WHAT THIS TASK INVOLVES: A single number is the answer here: how many lines of the entries contain "contacting"?

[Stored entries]
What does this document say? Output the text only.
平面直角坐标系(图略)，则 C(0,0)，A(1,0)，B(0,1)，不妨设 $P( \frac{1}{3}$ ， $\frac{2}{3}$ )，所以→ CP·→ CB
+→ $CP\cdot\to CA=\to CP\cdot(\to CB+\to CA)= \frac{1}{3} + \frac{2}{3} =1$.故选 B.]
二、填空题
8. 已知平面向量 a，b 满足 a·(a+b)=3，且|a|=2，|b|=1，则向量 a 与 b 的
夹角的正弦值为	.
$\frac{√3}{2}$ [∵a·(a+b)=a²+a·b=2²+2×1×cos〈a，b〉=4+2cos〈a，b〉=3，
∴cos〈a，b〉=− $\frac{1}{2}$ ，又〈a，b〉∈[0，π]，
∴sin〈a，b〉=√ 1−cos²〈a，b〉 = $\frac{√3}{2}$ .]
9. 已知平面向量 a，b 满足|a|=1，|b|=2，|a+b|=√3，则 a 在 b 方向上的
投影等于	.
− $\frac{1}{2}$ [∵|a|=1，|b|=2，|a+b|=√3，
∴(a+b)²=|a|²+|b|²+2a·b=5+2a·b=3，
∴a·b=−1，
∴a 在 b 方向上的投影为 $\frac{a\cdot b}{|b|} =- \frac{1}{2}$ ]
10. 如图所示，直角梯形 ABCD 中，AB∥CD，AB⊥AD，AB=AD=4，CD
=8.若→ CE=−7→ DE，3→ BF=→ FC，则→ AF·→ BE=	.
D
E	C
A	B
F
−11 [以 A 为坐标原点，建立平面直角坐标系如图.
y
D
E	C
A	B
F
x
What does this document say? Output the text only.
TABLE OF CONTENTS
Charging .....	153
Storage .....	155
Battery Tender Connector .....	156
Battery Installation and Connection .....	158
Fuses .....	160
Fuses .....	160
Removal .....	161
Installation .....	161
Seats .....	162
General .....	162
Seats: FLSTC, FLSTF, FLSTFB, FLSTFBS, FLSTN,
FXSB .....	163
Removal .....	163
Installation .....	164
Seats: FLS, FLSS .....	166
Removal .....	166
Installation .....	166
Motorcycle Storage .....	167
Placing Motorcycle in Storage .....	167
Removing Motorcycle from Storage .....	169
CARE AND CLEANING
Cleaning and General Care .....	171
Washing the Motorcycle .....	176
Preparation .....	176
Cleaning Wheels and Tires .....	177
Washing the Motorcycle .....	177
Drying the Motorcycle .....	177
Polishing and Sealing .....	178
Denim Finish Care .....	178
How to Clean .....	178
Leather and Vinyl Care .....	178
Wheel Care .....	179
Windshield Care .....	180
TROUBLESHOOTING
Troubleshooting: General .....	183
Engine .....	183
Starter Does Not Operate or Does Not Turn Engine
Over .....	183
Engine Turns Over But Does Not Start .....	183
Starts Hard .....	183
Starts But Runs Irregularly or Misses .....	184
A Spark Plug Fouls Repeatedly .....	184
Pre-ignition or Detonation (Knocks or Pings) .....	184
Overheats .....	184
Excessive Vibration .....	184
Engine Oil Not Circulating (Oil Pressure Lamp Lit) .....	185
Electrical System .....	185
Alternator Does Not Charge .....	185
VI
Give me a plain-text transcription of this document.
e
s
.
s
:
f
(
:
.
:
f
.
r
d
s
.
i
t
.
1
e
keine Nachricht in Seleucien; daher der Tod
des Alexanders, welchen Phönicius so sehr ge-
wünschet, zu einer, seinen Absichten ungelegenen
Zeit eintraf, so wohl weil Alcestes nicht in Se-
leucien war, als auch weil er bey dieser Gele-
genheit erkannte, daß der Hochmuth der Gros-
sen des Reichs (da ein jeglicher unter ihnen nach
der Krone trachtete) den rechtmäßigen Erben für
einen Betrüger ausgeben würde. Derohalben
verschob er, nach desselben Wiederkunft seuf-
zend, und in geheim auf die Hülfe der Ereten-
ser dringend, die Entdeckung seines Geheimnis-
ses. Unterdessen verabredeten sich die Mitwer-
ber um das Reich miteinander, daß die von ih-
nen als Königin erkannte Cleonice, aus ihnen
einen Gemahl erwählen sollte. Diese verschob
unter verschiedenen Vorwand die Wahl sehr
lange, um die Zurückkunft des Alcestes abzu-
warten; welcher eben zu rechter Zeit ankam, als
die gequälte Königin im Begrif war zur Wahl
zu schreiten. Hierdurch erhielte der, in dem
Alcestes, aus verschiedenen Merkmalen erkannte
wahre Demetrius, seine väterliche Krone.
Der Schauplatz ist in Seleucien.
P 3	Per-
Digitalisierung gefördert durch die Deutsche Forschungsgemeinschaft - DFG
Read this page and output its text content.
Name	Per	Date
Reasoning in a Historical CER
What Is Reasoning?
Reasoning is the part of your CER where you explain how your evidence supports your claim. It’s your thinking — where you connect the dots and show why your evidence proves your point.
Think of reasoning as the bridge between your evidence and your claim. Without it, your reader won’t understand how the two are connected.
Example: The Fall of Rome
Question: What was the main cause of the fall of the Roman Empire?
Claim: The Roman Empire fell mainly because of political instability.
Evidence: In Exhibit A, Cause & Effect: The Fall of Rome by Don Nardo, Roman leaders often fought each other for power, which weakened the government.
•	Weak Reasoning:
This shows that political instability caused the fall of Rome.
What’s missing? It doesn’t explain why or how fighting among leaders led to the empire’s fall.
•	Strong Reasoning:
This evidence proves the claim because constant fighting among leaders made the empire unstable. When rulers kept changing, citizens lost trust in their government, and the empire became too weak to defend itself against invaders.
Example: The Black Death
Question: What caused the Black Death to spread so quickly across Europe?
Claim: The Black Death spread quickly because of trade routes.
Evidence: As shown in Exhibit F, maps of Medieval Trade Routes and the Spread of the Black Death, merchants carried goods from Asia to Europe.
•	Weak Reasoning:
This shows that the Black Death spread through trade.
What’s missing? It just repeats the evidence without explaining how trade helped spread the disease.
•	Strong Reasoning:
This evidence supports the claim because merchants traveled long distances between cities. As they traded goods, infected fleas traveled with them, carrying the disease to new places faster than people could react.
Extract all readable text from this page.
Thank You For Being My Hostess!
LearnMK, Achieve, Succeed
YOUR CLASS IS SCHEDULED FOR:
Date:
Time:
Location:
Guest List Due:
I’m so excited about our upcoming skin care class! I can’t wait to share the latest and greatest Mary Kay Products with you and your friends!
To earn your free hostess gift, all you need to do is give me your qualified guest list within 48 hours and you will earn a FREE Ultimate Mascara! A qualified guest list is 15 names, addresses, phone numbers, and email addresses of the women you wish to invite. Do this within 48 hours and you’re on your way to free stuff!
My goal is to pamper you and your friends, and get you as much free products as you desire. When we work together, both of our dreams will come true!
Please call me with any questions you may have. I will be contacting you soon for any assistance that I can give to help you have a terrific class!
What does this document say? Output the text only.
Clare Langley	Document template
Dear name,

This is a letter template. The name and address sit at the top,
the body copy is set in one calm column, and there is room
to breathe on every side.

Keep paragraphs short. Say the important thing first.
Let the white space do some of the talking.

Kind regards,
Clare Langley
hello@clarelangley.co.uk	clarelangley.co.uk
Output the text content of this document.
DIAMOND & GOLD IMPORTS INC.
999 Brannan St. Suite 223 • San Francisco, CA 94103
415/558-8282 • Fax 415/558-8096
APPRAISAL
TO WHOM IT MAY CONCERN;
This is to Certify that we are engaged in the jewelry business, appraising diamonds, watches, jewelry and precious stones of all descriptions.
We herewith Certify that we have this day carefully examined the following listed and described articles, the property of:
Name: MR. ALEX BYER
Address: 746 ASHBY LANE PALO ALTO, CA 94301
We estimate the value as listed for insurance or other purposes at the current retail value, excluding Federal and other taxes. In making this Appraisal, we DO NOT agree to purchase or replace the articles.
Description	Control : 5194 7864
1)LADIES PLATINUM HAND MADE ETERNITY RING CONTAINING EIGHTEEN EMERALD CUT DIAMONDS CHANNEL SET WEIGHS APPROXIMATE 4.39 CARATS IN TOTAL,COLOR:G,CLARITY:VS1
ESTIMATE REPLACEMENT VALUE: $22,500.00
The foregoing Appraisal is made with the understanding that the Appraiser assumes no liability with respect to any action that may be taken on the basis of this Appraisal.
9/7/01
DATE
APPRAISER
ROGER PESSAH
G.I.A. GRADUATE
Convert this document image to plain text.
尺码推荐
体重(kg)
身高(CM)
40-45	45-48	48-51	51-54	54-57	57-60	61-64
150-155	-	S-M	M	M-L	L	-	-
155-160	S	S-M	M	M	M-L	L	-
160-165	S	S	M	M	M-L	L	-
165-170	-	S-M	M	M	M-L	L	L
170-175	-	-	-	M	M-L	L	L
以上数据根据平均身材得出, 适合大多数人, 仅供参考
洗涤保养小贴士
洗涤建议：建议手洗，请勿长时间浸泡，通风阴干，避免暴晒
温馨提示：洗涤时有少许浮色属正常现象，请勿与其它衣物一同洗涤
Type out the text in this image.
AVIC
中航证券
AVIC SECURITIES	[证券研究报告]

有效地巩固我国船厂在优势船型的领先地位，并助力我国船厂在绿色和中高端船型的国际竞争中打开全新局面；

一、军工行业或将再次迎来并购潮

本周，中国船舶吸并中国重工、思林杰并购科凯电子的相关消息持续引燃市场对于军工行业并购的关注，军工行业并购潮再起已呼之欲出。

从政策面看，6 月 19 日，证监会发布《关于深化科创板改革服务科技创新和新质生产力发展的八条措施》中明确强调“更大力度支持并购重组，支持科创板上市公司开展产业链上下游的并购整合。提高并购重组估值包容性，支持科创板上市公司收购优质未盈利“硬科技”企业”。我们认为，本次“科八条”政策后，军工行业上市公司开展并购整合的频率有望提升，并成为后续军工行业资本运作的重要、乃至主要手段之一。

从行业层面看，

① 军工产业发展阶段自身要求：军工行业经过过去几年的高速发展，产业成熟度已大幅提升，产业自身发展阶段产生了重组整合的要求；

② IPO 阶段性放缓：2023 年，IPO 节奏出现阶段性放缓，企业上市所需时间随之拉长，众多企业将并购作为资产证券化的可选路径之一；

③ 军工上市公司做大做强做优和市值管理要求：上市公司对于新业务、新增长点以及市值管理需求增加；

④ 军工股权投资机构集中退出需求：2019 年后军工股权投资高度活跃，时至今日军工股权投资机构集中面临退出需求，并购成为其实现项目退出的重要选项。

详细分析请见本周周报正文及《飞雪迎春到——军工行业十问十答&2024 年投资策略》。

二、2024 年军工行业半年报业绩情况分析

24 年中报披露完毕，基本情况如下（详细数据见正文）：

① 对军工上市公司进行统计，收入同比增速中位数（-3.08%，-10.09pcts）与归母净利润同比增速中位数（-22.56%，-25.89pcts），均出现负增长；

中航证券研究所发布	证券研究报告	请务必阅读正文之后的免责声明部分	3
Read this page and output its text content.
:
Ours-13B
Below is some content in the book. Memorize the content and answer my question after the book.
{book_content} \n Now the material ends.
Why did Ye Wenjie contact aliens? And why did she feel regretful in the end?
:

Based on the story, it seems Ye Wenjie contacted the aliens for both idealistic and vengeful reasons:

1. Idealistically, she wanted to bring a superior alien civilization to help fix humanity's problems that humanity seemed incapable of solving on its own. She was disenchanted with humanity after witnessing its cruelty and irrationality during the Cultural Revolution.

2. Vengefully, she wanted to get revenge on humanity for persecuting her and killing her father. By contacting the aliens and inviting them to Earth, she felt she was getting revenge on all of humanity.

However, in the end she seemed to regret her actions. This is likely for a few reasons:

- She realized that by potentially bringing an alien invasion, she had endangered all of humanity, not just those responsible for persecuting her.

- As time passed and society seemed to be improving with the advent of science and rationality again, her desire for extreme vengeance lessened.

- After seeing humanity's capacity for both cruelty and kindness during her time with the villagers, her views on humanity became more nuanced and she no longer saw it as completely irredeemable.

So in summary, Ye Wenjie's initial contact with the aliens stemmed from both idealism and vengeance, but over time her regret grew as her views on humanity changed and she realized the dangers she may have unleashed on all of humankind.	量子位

THE OUTPUT: 2